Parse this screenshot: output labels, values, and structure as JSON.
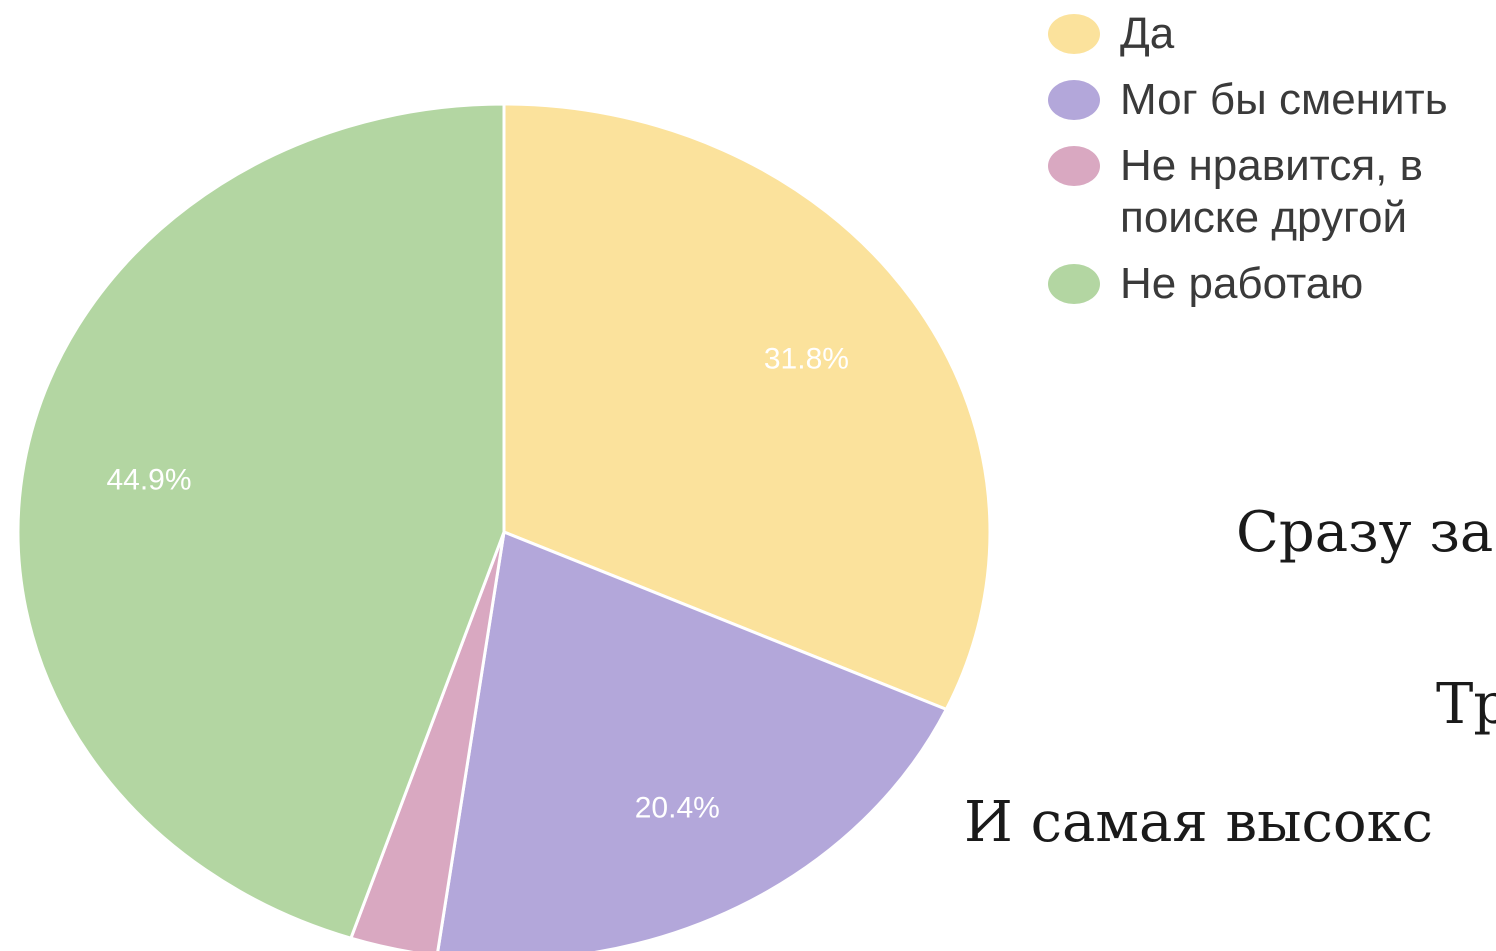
{
  "chart_data": {
    "type": "pie",
    "title": "",
    "start_angle_deg": 0,
    "direction": "clockwise",
    "slices": [
      {
        "label": "Да",
        "value": 31.8,
        "display": "31.8%",
        "color": "#FBE29C"
      },
      {
        "label": "Мог бы сменить",
        "value": 20.4,
        "display": "20.4%",
        "color": "#B3A7DA"
      },
      {
        "label": "Не нравится, в поиске другой",
        "value": 2.9,
        "display": "",
        "color": "#D9A8C1"
      },
      {
        "label": "Не работаю",
        "value": 44.9,
        "display": "44.9%",
        "color": "#B3D6A2"
      }
    ],
    "legend_position": "top-right"
  },
  "side_text": {
    "line1": "Сразу за",
    "line2": "Тр",
    "line3": "И самая высокс"
  }
}
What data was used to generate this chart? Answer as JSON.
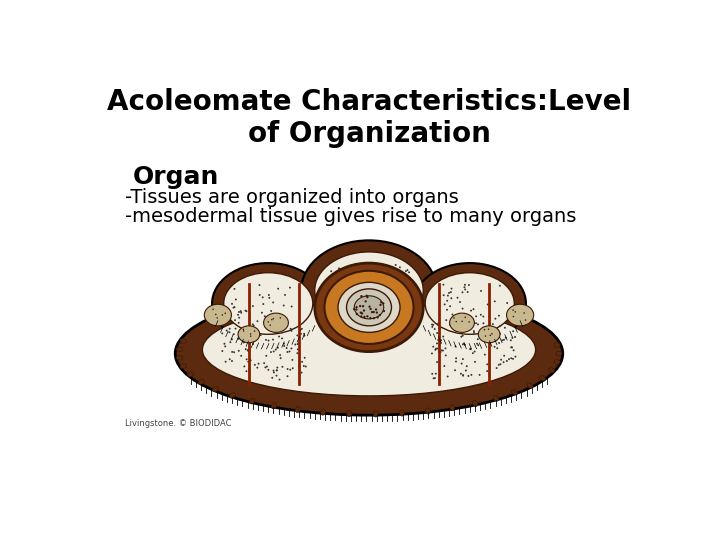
{
  "title_line1": "Acoleomate Characteristics:Level",
  "title_line2": "of Organization",
  "subtitle": "Organ",
  "bullets": [
    "-Tissues are organized into organs",
    "-mesodermal tissue gives rise to many organs"
  ],
  "title_fontsize": 20,
  "subtitle_fontsize": 18,
  "bullet_fontsize": 14,
  "title_fontweight": "bold",
  "subtitle_fontweight": "bold",
  "background_color": "#ffffff",
  "text_color": "#000000",
  "watermark": "Livingstone. © BIODIDAC",
  "outer_brown": "#5c2a0e",
  "inner_cream": "#f0ece0",
  "dark_brown": "#3d1a06",
  "orange_brown": "#c87820",
  "mid_brown": "#7a3810",
  "red_line": "#8B2000",
  "spot_color": "#333333"
}
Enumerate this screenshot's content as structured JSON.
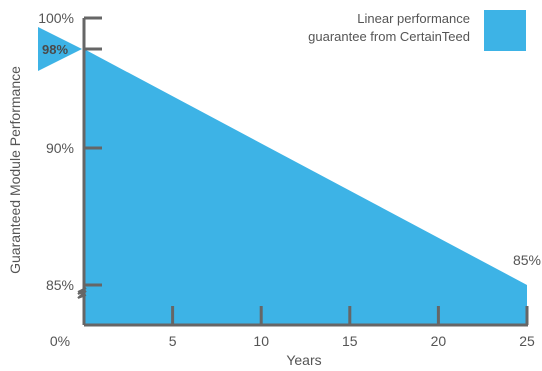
{
  "chart_data": {
    "type": "area",
    "title": "",
    "xlabel": "Years",
    "ylabel": "Guaranteed Module Performance",
    "x_ticks": [
      0,
      5,
      10,
      15,
      20,
      25
    ],
    "x_tick_labels": [
      "0%",
      "5",
      "10",
      "15",
      "20",
      "25"
    ],
    "y_ticks": [
      100,
      98,
      90,
      85
    ],
    "y_tick_labels": [
      "100%",
      "98%",
      "90%",
      "85%"
    ],
    "axis_break": true,
    "series": [
      {
        "name": "Linear performance guarantee from CertainTeed",
        "x": [
          0,
          25
        ],
        "y": [
          98,
          85
        ],
        "color": "#3db3e6"
      }
    ],
    "annotations": [
      {
        "text": "98%",
        "x": 0,
        "y": 98,
        "style": "flag-marker"
      },
      {
        "text": "85%",
        "x": 25,
        "y": 85
      }
    ],
    "legend": {
      "lines": [
        "Linear performance",
        "guarantee from CertainTeed"
      ],
      "placement": "top-right",
      "color": "#3db3e6"
    },
    "colors": {
      "fill": "#3db3e6",
      "axis": "#666666",
      "text": "#555555"
    }
  }
}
§
Exercise directions:
With the pictures left out, transcribe the material exactly.

Response to this task:
Parse this screenshot: output labels, values, and structure as JSON.
{
  "chart_data": {
    "type": "pie",
    "title": "",
    "start_angle_deg": 0,
    "direction": "clockwise",
    "slices": [
      {
        "label": "Да",
        "value": 31.8,
        "display": "31.8%",
        "color": "#FBE29C"
      },
      {
        "label": "Мог бы сменить",
        "value": 20.4,
        "display": "20.4%",
        "color": "#B3A7DA"
      },
      {
        "label": "Не нравится, в поиске другой",
        "value": 2.9,
        "display": "",
        "color": "#D9A8C1"
      },
      {
        "label": "Не работаю",
        "value": 44.9,
        "display": "44.9%",
        "color": "#B3D6A2"
      }
    ],
    "legend_position": "top-right"
  },
  "side_text": {
    "line1": "Сразу за",
    "line2": "Тр",
    "line3": "И самая высокс"
  }
}
What data was used to generate this chart? Answer as JSON.
{
  "title_line1": "Acoleomate Characteristics:Level",
  "title_line2": "of Organization",
  "subtitle": "Organ",
  "bullets": [
    "-Tissues are organized into organs",
    "-mesodermal tissue gives rise to many organs"
  ],
  "title_fontsize": 20,
  "subtitle_fontsize": 18,
  "bullet_fontsize": 14,
  "title_fontweight": "bold",
  "subtitle_fontweight": "bold",
  "background_color": "#ffffff",
  "text_color": "#000000",
  "watermark": "Livingstone. © BIODIDAC",
  "outer_brown": "#5c2a0e",
  "inner_cream": "#f0ece0",
  "dark_brown": "#3d1a06",
  "orange_brown": "#c87820",
  "mid_brown": "#7a3810",
  "red_line": "#8B2000",
  "spot_color": "#333333"
}
Enumerate this screenshot's content as structured JSON.
{
  "chart_data": {
    "type": "area",
    "title": "",
    "xlabel": "Years",
    "ylabel": "Guaranteed Module Performance",
    "x_ticks": [
      0,
      5,
      10,
      15,
      20,
      25
    ],
    "x_tick_labels": [
      "0%",
      "5",
      "10",
      "15",
      "20",
      "25"
    ],
    "y_ticks": [
      100,
      98,
      90,
      85
    ],
    "y_tick_labels": [
      "100%",
      "98%",
      "90%",
      "85%"
    ],
    "axis_break": true,
    "series": [
      {
        "name": "Linear performance guarantee from CertainTeed",
        "x": [
          0,
          25
        ],
        "y": [
          98,
          85
        ],
        "color": "#3db3e6"
      }
    ],
    "annotations": [
      {
        "text": "98%",
        "x": 0,
        "y": 98,
        "style": "flag-marker"
      },
      {
        "text": "85%",
        "x": 25,
        "y": 85
      }
    ],
    "legend": {
      "lines": [
        "Linear performance",
        "guarantee from CertainTeed"
      ],
      "placement": "top-right",
      "color": "#3db3e6"
    },
    "colors": {
      "fill": "#3db3e6",
      "axis": "#666666",
      "text": "#555555"
    }
  }
}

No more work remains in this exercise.